▸ **What is expected**
Each line of the listing that contains the word "короткую" is to be copied.

○ ○ ○ ○ ○

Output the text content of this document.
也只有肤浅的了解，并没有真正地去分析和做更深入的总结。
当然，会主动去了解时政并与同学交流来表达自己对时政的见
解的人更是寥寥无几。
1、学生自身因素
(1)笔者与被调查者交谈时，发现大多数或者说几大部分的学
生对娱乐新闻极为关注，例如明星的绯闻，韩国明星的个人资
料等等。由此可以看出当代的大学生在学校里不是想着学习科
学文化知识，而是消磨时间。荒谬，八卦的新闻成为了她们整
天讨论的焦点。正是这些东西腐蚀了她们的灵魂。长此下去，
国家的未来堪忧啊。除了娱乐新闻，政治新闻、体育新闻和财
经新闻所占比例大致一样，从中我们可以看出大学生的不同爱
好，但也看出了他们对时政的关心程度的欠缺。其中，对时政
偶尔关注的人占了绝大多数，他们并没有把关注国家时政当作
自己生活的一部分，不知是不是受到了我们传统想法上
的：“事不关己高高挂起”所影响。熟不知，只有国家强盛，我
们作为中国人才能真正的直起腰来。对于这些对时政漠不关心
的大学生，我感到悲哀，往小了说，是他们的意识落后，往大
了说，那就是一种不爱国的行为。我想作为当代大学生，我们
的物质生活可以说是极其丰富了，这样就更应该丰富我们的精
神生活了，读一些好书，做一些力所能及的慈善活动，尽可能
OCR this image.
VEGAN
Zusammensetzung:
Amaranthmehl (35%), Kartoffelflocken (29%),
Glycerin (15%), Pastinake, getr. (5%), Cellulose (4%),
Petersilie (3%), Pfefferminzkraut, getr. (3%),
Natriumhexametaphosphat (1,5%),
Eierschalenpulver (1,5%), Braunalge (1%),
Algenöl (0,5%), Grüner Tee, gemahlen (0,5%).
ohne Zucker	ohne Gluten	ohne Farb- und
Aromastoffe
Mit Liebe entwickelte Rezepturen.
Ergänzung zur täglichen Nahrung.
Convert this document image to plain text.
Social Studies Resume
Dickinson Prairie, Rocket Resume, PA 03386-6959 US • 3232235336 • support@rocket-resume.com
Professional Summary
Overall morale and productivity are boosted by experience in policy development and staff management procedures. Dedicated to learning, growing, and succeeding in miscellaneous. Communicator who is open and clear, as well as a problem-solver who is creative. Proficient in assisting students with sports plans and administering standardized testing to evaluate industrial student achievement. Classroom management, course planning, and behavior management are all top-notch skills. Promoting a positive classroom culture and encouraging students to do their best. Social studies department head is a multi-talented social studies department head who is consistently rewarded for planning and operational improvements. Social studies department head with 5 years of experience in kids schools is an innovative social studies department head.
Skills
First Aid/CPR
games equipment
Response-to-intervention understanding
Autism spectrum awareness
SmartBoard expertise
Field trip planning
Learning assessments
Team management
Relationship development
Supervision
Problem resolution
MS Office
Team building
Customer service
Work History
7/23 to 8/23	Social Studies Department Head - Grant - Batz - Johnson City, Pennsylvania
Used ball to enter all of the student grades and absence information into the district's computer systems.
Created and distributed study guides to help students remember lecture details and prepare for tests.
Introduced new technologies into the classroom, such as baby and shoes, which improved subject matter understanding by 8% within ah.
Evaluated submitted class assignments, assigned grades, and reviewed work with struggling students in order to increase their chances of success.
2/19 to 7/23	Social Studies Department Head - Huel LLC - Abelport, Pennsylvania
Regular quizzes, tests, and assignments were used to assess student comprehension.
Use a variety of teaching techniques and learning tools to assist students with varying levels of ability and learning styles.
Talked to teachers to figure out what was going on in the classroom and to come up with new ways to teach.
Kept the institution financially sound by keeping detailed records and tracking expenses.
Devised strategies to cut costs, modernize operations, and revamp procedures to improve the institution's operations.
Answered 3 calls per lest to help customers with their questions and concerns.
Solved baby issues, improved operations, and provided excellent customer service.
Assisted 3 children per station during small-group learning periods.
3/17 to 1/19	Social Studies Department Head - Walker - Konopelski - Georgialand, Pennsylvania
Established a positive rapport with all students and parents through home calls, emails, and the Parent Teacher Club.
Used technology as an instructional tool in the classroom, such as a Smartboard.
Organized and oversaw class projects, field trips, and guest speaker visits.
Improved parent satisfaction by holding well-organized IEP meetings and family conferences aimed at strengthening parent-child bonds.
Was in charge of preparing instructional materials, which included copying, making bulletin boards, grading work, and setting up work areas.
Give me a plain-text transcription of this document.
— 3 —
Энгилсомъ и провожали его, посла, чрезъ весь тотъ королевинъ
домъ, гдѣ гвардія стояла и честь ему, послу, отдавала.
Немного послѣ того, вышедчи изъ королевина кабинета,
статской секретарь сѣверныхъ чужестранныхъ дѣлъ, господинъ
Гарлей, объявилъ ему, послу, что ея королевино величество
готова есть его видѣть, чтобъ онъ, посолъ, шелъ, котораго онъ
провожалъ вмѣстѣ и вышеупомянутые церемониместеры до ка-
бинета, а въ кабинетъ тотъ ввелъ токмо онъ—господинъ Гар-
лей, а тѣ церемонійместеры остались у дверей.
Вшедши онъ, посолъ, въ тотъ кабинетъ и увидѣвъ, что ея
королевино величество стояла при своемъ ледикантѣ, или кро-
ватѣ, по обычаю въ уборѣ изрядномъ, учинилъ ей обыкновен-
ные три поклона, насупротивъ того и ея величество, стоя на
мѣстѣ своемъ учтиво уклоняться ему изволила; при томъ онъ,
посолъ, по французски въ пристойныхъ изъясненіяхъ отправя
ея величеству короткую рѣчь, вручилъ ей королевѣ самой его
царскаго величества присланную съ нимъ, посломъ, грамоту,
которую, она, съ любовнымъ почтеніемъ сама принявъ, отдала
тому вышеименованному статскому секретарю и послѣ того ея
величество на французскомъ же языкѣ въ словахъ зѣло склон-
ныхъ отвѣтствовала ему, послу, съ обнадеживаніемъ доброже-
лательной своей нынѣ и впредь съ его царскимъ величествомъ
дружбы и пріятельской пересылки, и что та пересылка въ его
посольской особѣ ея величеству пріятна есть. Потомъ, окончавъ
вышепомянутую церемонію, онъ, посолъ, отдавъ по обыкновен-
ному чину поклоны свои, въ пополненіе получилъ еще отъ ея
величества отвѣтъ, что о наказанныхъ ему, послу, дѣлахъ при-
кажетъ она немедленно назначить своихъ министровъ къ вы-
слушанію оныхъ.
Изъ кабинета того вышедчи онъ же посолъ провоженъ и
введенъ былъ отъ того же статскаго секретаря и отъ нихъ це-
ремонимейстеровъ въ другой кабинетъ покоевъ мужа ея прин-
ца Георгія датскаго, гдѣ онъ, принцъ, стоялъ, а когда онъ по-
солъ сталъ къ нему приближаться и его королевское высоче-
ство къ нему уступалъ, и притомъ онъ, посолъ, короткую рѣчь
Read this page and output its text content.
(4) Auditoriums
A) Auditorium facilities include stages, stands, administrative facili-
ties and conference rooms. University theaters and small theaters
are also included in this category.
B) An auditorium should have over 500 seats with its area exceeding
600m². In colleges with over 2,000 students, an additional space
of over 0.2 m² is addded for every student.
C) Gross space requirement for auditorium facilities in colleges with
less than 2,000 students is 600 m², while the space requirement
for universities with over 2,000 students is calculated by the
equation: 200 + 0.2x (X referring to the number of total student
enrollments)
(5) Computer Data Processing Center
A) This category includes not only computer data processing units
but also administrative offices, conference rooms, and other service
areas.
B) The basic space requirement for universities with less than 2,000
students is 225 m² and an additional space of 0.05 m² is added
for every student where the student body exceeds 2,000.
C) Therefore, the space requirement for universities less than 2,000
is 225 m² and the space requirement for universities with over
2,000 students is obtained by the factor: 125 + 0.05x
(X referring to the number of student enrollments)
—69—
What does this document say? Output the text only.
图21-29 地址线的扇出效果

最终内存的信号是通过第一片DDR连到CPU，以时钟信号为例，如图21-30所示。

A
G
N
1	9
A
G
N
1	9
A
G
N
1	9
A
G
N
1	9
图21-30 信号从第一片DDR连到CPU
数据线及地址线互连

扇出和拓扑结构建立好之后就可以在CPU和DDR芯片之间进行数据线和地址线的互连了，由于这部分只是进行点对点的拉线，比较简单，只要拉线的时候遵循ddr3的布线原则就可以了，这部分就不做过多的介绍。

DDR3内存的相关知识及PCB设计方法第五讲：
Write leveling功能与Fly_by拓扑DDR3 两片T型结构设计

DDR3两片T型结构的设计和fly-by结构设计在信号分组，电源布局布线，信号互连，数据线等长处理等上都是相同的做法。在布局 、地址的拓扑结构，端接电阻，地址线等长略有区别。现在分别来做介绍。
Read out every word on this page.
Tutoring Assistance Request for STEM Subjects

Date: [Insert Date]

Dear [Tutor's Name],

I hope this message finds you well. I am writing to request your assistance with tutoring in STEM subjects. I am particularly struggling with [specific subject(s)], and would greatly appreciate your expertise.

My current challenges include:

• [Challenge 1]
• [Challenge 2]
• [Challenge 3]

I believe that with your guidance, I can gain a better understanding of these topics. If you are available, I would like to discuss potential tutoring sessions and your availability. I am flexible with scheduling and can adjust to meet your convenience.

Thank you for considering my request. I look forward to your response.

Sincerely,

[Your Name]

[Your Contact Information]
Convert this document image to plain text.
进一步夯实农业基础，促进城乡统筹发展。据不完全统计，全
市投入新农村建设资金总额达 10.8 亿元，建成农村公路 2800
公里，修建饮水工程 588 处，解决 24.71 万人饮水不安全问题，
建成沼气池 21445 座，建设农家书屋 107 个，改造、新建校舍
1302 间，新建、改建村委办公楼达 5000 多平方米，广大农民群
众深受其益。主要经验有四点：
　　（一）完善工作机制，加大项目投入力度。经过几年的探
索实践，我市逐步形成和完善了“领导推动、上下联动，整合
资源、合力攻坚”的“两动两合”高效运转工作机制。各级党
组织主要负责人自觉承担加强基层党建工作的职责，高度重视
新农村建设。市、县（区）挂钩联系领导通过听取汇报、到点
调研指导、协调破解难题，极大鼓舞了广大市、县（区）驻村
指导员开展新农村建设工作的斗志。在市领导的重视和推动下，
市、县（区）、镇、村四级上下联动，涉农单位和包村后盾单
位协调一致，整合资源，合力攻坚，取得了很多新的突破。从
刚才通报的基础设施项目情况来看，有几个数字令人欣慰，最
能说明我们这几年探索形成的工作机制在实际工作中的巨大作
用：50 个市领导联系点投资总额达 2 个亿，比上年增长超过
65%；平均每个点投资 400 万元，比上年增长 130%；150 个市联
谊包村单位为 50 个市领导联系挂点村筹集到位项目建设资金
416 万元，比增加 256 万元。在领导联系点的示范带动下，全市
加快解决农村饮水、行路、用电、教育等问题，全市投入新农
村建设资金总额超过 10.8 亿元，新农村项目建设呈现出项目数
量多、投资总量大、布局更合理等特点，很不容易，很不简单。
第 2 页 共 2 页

○ ○ ○ ○ ○

▸ **Exercise output**
ея величеству короткую рѣчь, вручилъ ей королевѣ самой его
ство къ нему уступалъ, и притомъ онъ, посолъ, короткую рѣчь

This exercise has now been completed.